- **Problem requirements**
Search the material and gather each line with "female" in it.

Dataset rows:
#####
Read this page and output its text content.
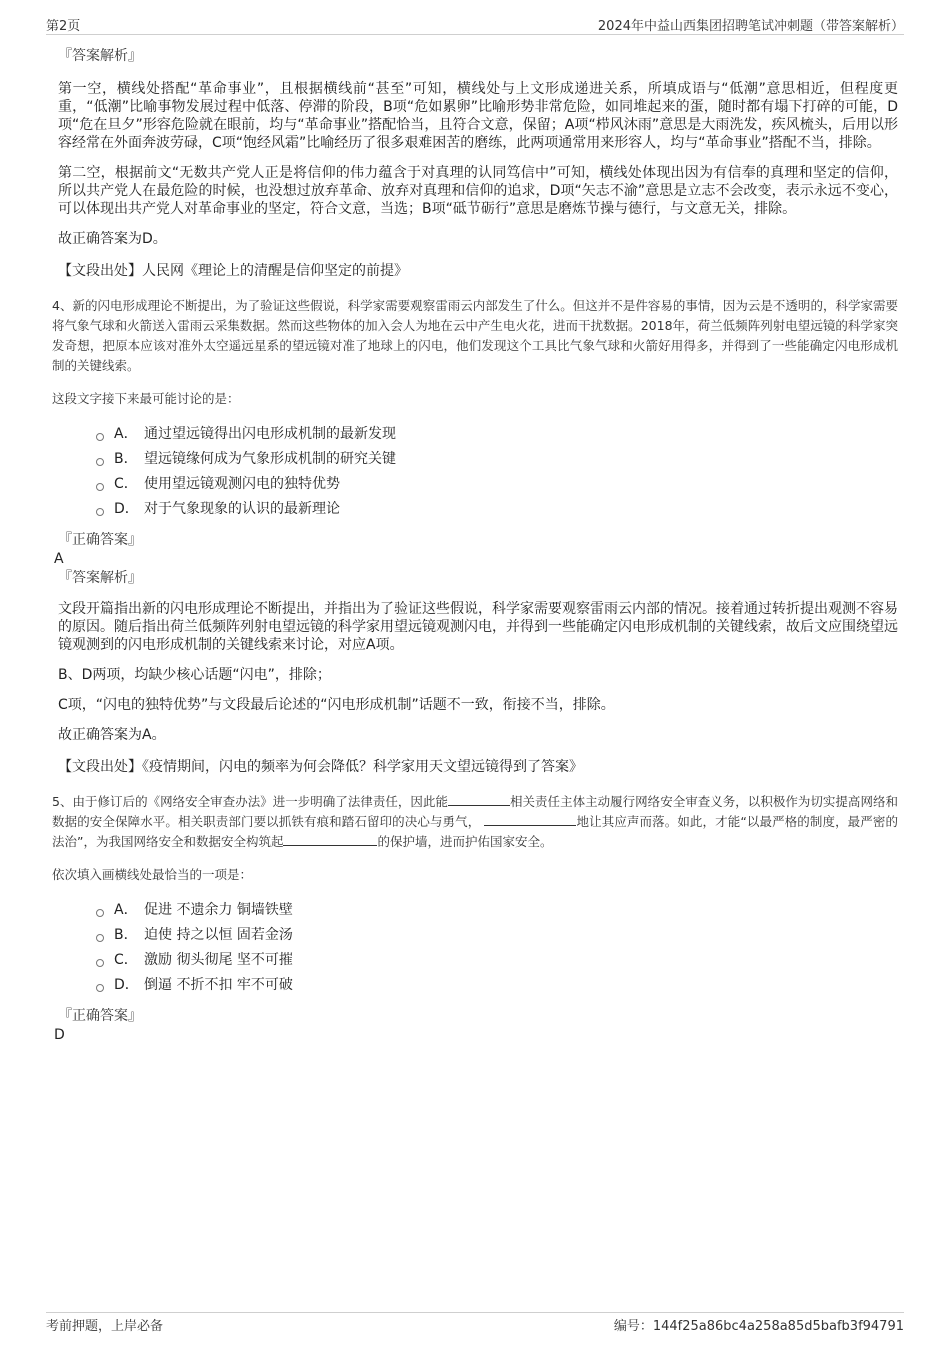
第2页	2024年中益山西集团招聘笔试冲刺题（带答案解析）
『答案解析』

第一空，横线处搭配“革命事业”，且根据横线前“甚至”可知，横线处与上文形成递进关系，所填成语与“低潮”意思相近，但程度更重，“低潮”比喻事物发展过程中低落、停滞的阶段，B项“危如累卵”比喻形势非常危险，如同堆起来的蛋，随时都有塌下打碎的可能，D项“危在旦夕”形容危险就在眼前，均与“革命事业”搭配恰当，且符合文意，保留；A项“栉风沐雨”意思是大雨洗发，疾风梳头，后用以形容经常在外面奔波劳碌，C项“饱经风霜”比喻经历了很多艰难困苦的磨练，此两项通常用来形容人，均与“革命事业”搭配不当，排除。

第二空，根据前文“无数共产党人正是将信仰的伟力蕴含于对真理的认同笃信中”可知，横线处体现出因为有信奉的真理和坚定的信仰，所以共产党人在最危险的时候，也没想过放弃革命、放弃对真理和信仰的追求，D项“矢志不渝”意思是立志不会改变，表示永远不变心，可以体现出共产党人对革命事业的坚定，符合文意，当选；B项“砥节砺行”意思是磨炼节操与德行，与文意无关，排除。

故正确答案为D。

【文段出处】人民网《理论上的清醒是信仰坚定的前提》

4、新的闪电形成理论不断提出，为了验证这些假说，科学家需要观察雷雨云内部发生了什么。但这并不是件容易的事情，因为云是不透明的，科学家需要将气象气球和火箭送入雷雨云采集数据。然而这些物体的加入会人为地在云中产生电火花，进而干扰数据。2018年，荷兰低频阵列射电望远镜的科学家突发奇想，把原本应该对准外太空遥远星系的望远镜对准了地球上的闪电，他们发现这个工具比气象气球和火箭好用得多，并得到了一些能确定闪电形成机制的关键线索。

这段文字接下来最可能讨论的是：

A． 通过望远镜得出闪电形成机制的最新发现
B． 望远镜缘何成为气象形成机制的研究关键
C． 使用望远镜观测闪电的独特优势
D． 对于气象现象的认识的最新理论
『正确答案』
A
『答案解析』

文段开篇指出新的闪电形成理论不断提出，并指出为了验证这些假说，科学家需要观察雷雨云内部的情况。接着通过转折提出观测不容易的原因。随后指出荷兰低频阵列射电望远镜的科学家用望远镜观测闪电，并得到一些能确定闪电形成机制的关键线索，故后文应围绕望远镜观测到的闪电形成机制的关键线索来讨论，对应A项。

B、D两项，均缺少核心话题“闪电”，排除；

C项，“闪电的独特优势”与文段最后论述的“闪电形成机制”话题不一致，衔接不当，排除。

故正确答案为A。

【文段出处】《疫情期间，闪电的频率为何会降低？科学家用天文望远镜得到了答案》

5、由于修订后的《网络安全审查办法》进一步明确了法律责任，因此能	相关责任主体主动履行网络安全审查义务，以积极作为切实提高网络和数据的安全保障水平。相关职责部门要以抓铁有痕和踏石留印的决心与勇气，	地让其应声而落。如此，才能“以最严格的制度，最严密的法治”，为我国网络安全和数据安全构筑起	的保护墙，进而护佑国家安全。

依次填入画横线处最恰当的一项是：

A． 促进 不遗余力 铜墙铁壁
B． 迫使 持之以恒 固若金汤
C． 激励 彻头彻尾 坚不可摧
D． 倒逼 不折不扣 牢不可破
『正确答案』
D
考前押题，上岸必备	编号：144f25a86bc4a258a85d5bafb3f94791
#####
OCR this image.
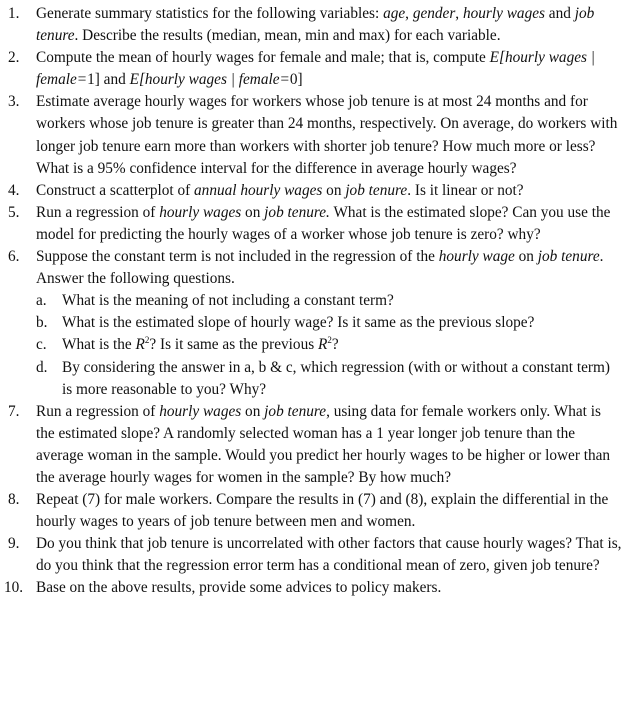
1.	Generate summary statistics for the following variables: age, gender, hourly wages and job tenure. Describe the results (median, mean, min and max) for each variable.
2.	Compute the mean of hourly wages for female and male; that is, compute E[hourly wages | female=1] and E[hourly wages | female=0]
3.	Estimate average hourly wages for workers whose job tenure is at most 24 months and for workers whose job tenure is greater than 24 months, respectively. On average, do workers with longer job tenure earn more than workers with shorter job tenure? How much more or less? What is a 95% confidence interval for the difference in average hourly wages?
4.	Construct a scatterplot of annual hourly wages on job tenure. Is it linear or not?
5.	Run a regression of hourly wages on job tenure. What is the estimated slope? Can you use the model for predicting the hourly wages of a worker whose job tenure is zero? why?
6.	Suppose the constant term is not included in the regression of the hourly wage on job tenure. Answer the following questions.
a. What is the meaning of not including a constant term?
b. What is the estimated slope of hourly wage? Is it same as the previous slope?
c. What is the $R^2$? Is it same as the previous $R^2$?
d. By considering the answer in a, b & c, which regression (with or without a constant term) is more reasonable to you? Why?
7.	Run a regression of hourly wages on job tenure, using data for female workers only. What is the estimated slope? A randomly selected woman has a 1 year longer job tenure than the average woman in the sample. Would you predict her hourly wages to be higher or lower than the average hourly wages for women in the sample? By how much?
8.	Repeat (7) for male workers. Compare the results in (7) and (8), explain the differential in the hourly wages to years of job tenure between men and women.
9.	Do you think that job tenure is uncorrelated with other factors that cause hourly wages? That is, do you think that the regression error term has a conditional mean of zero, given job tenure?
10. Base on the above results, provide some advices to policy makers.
#####
- **Exercise output**
2.	Compute the mean of hourly wages for female and male; that is, compute E[hourly wages | female=1] and E[hourly wages | female=0]
7.	Run a regression of hourly wages on job tenure, using data for female workers only. What is the estimated slope? A randomly selected woman has a 1 year longer job tenure than the average woman in the sample. Would you predict her hourly wages to be higher or lower than the average hourly wages for women in the sample? By how much?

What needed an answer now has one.